* To be done
Go through the records and give each one again exactly.

[start of Raw records]

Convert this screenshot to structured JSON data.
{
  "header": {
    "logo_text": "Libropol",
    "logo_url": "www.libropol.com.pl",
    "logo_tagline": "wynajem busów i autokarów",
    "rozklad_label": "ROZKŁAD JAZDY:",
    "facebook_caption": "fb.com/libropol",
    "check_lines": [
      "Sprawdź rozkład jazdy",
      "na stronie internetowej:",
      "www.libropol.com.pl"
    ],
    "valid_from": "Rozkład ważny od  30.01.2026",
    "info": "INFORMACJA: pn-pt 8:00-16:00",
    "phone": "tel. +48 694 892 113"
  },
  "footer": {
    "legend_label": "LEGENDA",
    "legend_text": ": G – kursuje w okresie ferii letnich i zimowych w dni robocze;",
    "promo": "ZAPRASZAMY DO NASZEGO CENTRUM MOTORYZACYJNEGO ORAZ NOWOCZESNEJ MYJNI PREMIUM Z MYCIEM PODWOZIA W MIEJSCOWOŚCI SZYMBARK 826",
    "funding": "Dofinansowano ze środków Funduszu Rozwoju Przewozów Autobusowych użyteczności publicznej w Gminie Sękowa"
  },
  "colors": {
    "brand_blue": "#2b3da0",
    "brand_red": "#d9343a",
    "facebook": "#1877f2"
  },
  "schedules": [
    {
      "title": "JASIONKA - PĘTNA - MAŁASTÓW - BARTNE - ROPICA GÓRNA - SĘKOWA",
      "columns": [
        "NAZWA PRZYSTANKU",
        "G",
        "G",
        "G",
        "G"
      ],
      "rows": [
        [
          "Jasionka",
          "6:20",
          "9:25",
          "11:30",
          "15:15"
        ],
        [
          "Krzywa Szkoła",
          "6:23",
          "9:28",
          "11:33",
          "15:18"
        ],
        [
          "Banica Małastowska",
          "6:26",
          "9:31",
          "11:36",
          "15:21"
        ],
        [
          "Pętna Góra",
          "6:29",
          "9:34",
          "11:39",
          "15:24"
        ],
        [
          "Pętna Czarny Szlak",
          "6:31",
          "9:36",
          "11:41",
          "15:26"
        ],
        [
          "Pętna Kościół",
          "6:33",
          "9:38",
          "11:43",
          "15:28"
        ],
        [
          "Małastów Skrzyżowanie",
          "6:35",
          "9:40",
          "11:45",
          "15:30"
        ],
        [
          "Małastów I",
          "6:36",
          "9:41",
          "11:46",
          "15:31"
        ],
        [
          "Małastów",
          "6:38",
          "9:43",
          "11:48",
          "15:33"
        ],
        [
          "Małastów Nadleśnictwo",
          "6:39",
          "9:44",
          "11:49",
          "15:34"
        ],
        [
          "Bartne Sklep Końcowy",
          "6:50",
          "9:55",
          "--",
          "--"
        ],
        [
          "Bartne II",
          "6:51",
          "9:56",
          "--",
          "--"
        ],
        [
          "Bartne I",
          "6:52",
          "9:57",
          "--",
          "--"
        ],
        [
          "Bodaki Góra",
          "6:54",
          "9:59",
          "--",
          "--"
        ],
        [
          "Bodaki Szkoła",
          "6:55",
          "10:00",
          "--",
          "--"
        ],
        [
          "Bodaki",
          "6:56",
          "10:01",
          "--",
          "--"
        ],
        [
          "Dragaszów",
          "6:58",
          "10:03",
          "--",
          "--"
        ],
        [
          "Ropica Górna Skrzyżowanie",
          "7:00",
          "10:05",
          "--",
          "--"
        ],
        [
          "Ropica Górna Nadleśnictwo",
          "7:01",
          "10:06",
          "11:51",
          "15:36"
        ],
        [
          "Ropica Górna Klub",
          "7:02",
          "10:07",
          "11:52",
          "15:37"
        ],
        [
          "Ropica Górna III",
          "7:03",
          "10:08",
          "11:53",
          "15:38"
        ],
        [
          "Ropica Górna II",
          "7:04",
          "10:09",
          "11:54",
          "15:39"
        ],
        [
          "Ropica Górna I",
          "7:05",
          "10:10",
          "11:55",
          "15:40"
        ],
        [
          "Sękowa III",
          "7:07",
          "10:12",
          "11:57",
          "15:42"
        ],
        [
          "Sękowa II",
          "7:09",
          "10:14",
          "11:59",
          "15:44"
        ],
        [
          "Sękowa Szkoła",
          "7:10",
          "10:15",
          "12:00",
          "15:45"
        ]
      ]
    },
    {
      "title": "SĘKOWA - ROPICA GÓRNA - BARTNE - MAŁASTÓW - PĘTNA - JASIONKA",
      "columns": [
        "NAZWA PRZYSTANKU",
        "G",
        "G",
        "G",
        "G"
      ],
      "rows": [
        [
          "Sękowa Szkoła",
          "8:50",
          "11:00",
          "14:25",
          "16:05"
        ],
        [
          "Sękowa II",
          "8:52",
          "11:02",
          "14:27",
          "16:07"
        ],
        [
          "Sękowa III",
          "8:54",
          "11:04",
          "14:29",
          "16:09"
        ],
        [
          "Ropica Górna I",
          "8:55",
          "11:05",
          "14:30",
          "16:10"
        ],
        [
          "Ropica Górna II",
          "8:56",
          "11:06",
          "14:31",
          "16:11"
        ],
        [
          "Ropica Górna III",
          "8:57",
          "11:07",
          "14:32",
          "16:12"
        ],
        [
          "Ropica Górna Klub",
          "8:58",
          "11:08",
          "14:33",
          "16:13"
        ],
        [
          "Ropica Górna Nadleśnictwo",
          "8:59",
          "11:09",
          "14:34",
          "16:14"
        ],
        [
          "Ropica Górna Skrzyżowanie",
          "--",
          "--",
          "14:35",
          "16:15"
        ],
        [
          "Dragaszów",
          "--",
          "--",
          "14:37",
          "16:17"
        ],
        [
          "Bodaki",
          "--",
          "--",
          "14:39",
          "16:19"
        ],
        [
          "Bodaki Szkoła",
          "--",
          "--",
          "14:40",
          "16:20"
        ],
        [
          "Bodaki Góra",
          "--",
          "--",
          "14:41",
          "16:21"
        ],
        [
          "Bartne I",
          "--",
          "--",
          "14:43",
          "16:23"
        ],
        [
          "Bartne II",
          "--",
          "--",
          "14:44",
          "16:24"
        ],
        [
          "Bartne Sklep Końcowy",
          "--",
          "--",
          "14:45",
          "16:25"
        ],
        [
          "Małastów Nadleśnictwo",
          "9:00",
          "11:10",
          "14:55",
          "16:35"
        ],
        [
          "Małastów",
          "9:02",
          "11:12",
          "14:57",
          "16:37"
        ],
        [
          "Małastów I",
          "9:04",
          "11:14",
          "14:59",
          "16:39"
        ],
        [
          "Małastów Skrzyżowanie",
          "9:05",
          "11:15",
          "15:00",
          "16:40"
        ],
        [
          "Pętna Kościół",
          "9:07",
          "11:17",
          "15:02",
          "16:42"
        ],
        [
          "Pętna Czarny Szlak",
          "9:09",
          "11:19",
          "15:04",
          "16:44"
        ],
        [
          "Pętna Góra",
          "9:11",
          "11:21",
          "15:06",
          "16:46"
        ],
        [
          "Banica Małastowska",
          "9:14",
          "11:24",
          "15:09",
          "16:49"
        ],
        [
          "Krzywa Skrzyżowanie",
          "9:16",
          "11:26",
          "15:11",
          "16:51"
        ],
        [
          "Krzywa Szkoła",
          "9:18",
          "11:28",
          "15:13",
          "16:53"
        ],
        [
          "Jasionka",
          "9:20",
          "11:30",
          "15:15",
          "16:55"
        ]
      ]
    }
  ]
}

[end of Raw records]

* Final answer
Convert this screenshot to structured JSON data.
{
  "header": {
    "logo_text": "Libropol",
    "logo_url": "www.libropol.com.pl",
    "logo_tagline": "wynajem busów i autokarów",
    "rozklad_label": "ROZKŁAD JAZDY:",
    "facebook_caption": "fb.com/libropol",
    "check_lines": [
      "Sprawdź rozkład jazdy",
      "na stronie internetowej:",
      "www.libropol.com.pl"
    ],
    "valid_from": "Rozkład ważny od  30.01.2026",
    "info": "INFORMACJA: pn-pt 8:00-16:00",
    "phone": "tel. +48 694 892 113"
  },
  "footer": {
    "legend_label": "LEGENDA",
    "legend_text": ": G – kursuje w okresie ferii letnich i zimowych w dni robocze;",
    "promo": "ZAPRASZAMY DO NASZEGO CENTRUM MOTORYZACYJNEGO ORAZ NOWOCZESNEJ MYJNI PREMIUM Z MYCIEM PODWOZIA W MIEJSCOWOŚCI SZYMBARK 826",
    "funding": "Dofinansowano ze środków Funduszu Rozwoju Przewozów Autobusowych użyteczności publicznej w Gminie Sękowa"
  },
  "colors": {
    "brand_blue": "#2b3da0",
    "brand_red": "#d9343a",
    "facebook": "#1877f2"
  },
  "schedules": [
    {
      "title": "JASIONKA - PĘTNA - MAŁASTÓW - BARTNE - ROPICA GÓRNA - SĘKOWA",
      "columns": [
        "NAZWA PRZYSTANKU",
        "G",
        "G",
        "G",
        "G"
      ],
      "rows": [
        [
          "Jasionka",
          "6:20",
          "9:25",
          "11:30",
          "15:15"
        ],
        [
          "Krzywa Szkoła",
          "6:23",
          "9:28",
          "11:33",
          "15:18"
        ],
        [
          "Banica Małastowska",
          "6:26",
          "9:31",
          "11:36",
          "15:21"
        ],
        [
          "Pętna Góra",
          "6:29",
          "9:34",
          "11:39",
          "15:24"
        ],
        [
          "Pętna Czarny Szlak",
          "6:31",
          "9:36",
          "11:41",
          "15:26"
        ],
        [
          "Pętna Kościół",
          "6:33",
          "9:38",
          "11:43",
          "15:28"
        ],
        [
          "Małastów Skrzyżowanie",
          "6:35",
          "9:40",
          "11:45",
          "15:30"
        ],
        [
          "Małastów I",
          "6:36",
          "9:41",
          "11:46",
          "15:31"
        ],
        [
          "Małastów",
          "6:38",
          "9:43",
          "11:48",
          "15:33"
        ],
        [
          "Małastów Nadleśnictwo",
          "6:39",
          "9:44",
          "11:49",
          "15:34"
        ],
        [
          "Bartne Sklep Końcowy",
          "6:50",
          "9:55",
          "--",
          "--"
        ],
        [
          "Bartne II",
          "6:51",
          "9:56",
          "--",
          "--"
        ],
        [
          "Bartne I",
          "6:52",
          "9:57",
          "--",
          "--"
        ],
        [
          "Bodaki Góra",
          "6:54",
          "9:59",
          "--",
          "--"
        ],
        [
          "Bodaki Szkoła",
          "6:55",
          "10:00",
          "--",
          "--"
        ],
        [
          "Bodaki",
          "6:56",
          "10:01",
          "--",
          "--"
        ],
        [
          "Dragaszów",
          "6:58",
          "10:03",
          "--",
          "--"
        ],
        [
          "Ropica Górna Skrzyżowanie",
          "7:00",
          "10:05",
          "--",
          "--"
        ],
        [
          "Ropica Górna Nadleśnictwo",
          "7:01",
          "10:06",
          "11:51",
          "15:36"
        ],
        [
          "Ropica Górna Klub",
          "7:02",
          "10:07",
          "11:52",
          "15:37"
        ],
        [
          "Ropica Górna III",
          "7:03",
          "10:08",
          "11:53",
          "15:38"
        ],
        [
          "Ropica Górna II",
          "7:04",
          "10:09",
          "11:54",
          "15:39"
        ],
        [
          "Ropica Górna I",
          "7:05",
          "10:10",
          "11:55",
          "15:40"
        ],
        [
          "Sękowa III",
          "7:07",
          "10:12",
          "11:57",
          "15:42"
        ],
        [
          "Sękowa II",
          "7:09",
          "10:14",
          "11:59",
          "15:44"
        ],
        [
          "Sękowa Szkoła",
          "7:10",
          "10:15",
          "12:00",
          "15:45"
        ]
      ]
    },
    {
      "title": "SĘKOWA - ROPICA GÓRNA - BARTNE - MAŁASTÓW - PĘTNA - JASIONKA",
      "columns": [
        "NAZWA PRZYSTANKU",
        "G",
        "G",
        "G",
        "G"
      ],
      "rows": [
        [
          "Sękowa Szkoła",
          "8:50",
          "11:00",
          "14:25",
          "16:05"
        ],
        [
          "Sękowa II",
          "8:52",
          "11:02",
          "14:27",
          "16:07"
        ],
        [
          "Sękowa III",
          "8:54",
          "11:04",
          "14:29",
          "16:09"
        ],
        [
          "Ropica Górna I",
          "8:55",
          "11:05",
          "14:30",
          "16:10"
        ],
        [
          "Ropica Górna II",
          "8:56",
          "11:06",
          "14:31",
          "16:11"
        ],
        [
          "Ropica Górna III",
          "8:57",
          "11:07",
          "14:32",
          "16:12"
        ],
        [
          "Ropica Górna Klub",
          "8:58",
          "11:08",
          "14:33",
          "16:13"
        ],
        [
          "Ropica Górna Nadleśnictwo",
          "8:59",
          "11:09",
          "14:34",
          "16:14"
        ],
        [
          "Ropica Górna Skrzyżowanie",
          "--",
          "--",
          "14:35",
          "16:15"
        ],
        [
          "Dragaszów",
          "--",
          "--",
          "14:37",
          "16:17"
        ],
        [
          "Bodaki",
          "--",
          "--",
          "14:39",
          "16:19"
        ],
        [
          "Bodaki Szkoła",
          "--",
          "--",
          "14:40",
          "16:20"
        ],
        [
          "Bodaki Góra",
          "--",
          "--",
          "14:41",
          "16:21"
        ],
        [
          "Bartne I",
          "--",
          "--",
          "14:43",
          "16:23"
        ],
        [
          "Bartne II",
          "--",
          "--",
          "14:44",
          "16:24"
        ],
        [
          "Bartne Sklep Końcowy",
          "--",
          "--",
          "14:45",
          "16:25"
        ],
        [
          "Małastów Nadleśnictwo",
          "9:00",
          "11:10",
          "14:55",
          "16:35"
        ],
        [
          "Małastów",
          "9:02",
          "11:12",
          "14:57",
          "16:37"
        ],
        [
          "Małastów I",
          "9:04",
          "11:14",
          "14:59",
          "16:39"
        ],
        [
          "Małastów Skrzyżowanie",
          "9:05",
          "11:15",
          "15:00",
          "16:40"
        ],
        [
          "Pętna Kościół",
          "9:07",
          "11:17",
          "15:02",
          "16:42"
        ],
        [
          "Pętna Czarny Szlak",
          "9:09",
          "11:19",
          "15:04",
          "16:44"
        ],
        [
          "Pętna Góra",
          "9:11",
          "11:21",
          "15:06",
          "16:46"
        ],
        [
          "Banica Małastowska",
          "9:14",
          "11:24",
          "15:09",
          "16:49"
        ],
        [
          "Krzywa Skrzyżowanie",
          "9:16",
          "11:26",
          "15:11",
          "16:51"
        ],
        [
          "Krzywa Szkoła",
          "9:18",
          "11:28",
          "15:13",
          "16:53"
        ],
        [
          "Jasionka",
          "9:20",
          "11:30",
          "15:15",
          "16:55"
        ]
      ]
    }
  ]
}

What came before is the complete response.